▸ **WHAT THE TASK ASKS**: Scan the entries below. List each line with "chevron".

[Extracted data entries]
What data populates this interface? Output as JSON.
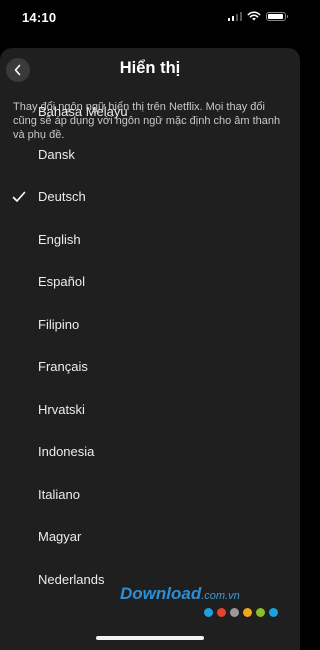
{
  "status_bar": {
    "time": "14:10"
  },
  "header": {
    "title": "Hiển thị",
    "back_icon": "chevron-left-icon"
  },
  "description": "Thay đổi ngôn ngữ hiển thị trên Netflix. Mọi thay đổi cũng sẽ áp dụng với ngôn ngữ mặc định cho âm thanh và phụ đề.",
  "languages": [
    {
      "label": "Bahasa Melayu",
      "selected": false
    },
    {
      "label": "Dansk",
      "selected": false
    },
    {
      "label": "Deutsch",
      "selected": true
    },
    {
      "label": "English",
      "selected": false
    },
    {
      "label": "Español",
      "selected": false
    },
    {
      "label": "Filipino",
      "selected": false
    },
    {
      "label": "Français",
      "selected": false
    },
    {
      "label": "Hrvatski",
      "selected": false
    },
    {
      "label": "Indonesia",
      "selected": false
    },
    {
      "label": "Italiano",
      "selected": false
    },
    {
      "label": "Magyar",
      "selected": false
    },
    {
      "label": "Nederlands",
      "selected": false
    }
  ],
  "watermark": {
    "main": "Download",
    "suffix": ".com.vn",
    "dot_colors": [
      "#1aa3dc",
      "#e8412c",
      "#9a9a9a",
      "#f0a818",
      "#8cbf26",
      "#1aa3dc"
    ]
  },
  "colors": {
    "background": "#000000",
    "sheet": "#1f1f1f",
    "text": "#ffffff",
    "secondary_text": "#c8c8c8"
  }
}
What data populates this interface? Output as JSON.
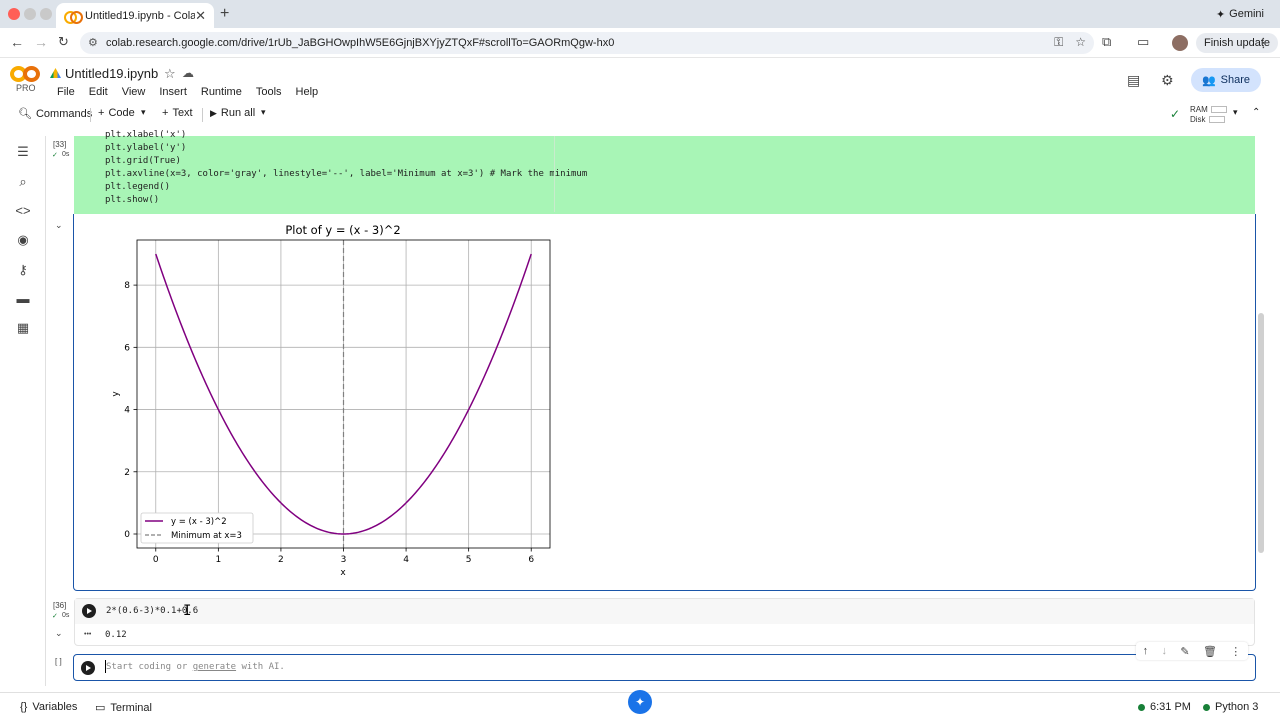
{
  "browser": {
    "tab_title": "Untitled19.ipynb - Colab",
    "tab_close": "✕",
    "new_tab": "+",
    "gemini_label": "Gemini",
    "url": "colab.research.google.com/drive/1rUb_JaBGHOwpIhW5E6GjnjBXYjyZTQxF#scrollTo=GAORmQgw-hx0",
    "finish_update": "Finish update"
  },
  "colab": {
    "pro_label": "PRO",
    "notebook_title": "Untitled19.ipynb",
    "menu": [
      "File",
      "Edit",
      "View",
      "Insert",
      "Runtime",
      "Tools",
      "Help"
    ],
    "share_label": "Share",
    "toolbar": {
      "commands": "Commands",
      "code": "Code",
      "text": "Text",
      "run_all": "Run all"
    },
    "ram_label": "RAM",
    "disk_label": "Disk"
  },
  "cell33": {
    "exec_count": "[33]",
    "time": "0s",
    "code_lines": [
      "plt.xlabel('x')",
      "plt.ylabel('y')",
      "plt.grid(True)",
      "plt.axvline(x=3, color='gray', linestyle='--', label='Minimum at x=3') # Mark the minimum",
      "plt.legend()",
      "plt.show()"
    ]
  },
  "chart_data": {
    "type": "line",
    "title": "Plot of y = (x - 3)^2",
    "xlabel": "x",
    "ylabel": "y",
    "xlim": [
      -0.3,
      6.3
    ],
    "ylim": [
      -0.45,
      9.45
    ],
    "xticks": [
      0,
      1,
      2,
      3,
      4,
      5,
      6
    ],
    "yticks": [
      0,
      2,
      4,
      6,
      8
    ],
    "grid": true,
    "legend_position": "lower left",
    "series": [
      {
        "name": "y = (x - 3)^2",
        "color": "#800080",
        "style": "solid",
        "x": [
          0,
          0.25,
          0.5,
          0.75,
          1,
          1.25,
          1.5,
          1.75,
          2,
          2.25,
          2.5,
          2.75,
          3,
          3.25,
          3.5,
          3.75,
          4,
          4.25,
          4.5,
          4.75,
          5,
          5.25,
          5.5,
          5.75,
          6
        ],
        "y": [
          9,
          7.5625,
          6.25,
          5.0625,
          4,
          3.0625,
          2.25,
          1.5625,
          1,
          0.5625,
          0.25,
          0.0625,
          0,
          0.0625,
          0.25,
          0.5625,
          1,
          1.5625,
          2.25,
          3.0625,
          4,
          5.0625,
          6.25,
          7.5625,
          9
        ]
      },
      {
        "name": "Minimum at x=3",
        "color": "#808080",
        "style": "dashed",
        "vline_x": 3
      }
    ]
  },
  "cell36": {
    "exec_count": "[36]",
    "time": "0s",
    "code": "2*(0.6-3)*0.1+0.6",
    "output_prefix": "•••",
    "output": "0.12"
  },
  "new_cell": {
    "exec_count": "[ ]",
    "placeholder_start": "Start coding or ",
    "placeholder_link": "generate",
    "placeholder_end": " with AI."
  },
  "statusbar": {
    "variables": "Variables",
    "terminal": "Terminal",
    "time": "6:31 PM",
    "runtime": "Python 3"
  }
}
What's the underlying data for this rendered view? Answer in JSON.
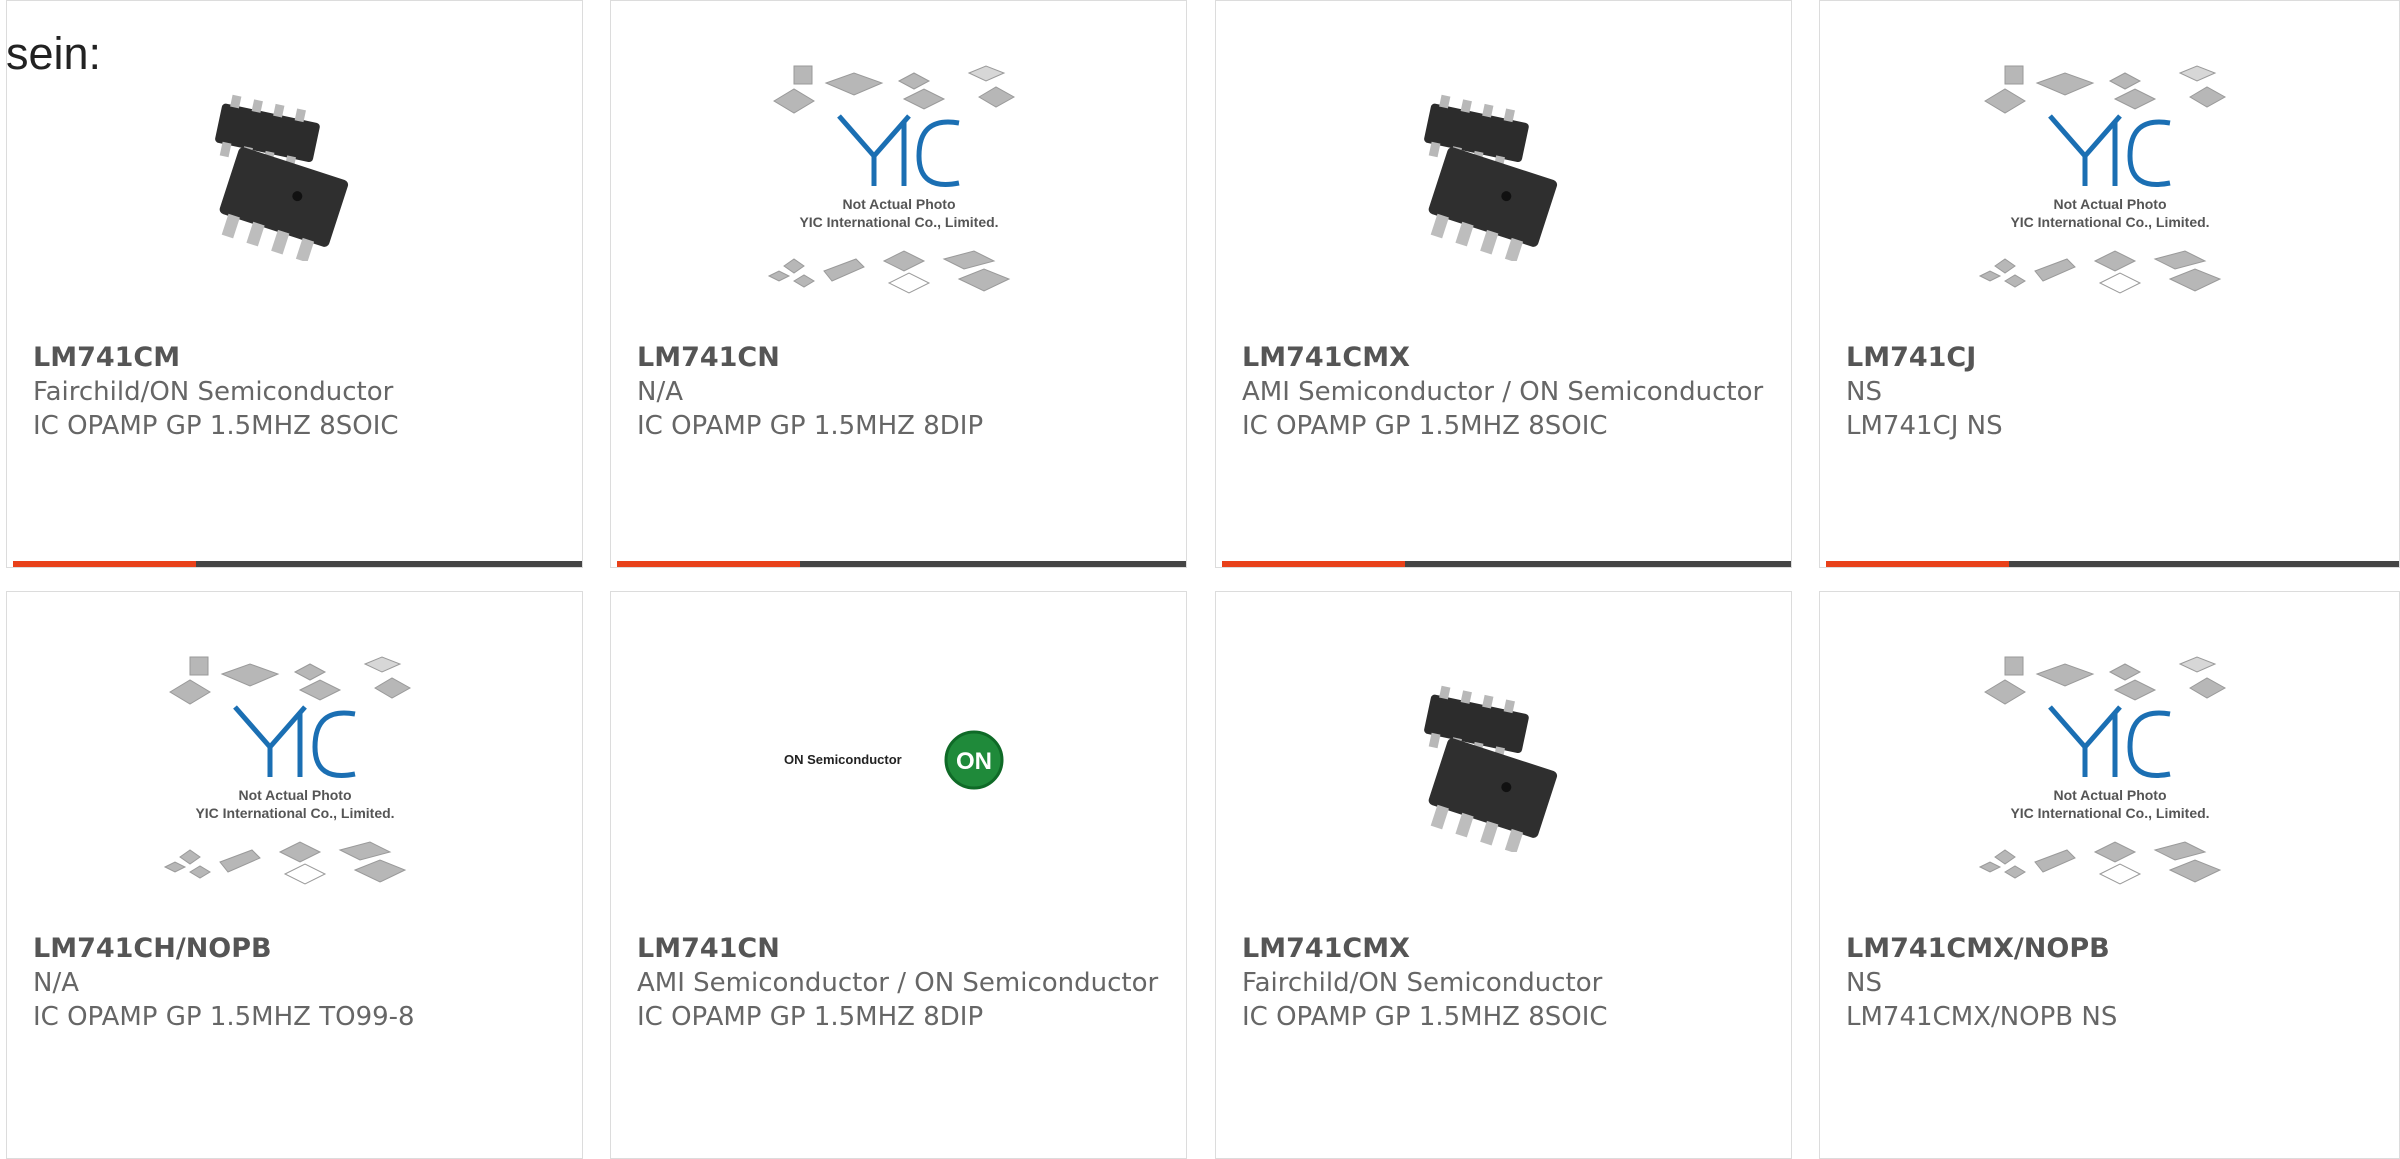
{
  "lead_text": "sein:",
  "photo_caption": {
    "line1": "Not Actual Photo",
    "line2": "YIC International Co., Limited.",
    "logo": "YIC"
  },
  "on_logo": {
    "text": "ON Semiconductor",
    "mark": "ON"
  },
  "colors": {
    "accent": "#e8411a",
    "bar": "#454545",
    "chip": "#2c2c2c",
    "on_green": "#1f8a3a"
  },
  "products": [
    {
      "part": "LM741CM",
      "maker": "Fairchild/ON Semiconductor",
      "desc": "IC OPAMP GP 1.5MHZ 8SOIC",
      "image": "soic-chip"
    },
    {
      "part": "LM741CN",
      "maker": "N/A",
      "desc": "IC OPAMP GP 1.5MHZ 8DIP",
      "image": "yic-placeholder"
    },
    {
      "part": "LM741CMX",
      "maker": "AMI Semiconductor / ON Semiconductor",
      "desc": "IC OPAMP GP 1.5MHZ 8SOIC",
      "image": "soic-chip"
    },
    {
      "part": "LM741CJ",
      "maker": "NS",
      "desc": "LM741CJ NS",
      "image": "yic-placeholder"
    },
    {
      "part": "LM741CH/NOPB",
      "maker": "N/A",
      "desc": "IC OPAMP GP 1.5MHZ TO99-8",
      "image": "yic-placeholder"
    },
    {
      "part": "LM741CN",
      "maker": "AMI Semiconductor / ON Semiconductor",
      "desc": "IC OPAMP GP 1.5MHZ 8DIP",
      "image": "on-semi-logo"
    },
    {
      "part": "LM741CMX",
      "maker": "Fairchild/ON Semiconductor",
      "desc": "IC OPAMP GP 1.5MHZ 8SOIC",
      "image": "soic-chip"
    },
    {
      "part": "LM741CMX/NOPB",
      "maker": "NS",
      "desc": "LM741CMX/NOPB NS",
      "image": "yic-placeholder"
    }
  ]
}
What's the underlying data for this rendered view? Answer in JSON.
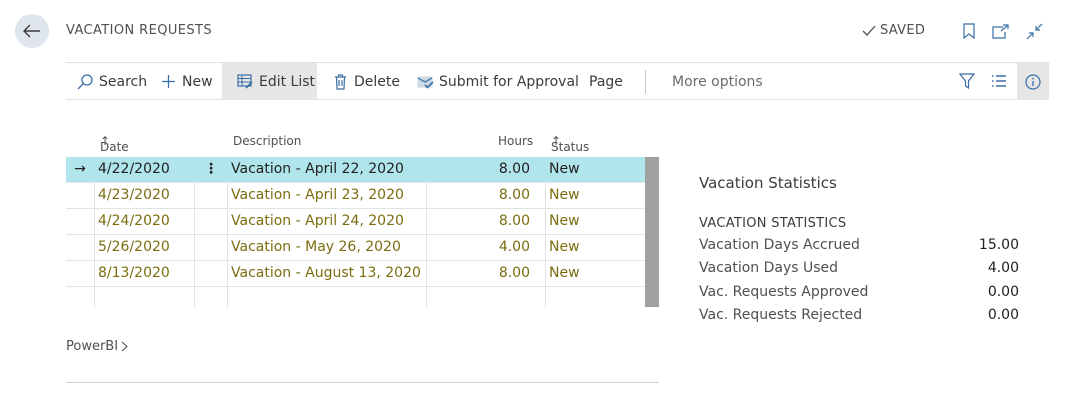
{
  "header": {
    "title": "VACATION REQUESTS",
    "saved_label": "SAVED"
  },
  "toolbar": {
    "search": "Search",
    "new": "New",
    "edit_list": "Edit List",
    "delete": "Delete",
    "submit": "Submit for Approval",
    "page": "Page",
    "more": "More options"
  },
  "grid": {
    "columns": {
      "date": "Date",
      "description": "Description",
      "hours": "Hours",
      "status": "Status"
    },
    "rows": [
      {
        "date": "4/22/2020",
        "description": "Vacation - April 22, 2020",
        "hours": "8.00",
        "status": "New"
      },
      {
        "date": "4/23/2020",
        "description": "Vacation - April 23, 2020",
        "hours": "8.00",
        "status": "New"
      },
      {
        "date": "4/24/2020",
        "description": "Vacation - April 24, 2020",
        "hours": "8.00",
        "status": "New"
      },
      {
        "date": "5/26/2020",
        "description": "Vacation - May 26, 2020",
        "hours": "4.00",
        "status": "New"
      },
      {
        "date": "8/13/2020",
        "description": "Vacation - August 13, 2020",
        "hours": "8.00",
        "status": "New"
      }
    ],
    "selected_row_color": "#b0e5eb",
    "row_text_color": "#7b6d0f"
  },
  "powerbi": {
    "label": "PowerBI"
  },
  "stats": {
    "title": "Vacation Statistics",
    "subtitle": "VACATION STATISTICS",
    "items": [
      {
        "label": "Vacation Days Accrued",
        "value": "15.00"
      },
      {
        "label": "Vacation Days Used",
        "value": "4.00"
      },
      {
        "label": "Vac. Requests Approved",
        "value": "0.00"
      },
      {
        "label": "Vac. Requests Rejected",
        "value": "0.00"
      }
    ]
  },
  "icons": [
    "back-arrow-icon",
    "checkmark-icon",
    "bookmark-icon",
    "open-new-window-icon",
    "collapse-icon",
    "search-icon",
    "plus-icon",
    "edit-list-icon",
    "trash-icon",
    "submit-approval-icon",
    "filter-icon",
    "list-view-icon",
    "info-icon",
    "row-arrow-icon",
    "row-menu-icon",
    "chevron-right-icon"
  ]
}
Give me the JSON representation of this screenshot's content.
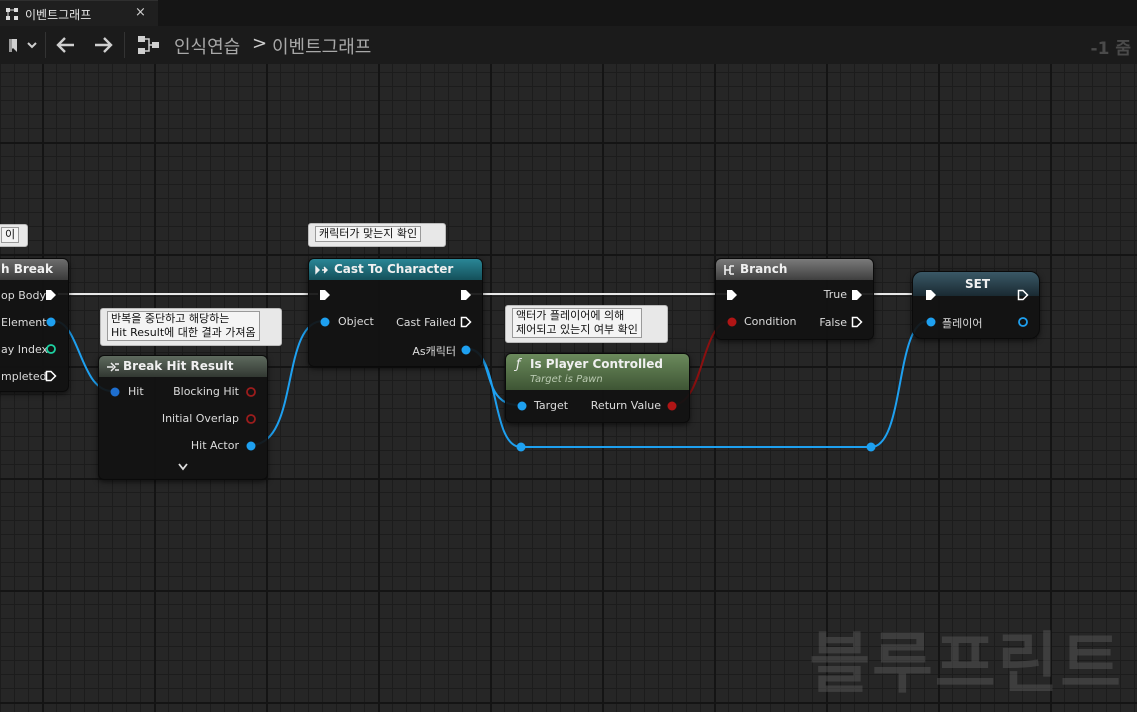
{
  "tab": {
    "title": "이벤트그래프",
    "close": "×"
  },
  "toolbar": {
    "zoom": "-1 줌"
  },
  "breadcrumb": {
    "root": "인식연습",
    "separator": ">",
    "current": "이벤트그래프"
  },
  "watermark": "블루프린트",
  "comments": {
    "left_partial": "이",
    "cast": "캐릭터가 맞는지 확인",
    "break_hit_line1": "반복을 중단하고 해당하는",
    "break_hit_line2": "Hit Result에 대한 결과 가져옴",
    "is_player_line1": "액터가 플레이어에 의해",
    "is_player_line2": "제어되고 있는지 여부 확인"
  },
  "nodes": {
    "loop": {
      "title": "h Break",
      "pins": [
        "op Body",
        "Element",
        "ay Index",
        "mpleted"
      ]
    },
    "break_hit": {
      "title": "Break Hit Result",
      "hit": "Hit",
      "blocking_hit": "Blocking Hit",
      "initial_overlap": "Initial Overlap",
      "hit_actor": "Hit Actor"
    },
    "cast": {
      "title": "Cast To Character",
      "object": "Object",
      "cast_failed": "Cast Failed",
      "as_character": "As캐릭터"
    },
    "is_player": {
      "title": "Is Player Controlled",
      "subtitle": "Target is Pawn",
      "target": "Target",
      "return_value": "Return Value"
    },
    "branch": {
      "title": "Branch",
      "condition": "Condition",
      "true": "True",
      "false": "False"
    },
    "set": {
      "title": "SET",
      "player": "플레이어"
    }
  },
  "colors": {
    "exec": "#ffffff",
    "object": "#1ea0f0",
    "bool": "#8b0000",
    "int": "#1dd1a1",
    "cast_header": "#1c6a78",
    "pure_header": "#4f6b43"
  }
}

▸ **THE RESULT**:
    "back_icon": "chevron-left-icon"
    "chevron-right-icon"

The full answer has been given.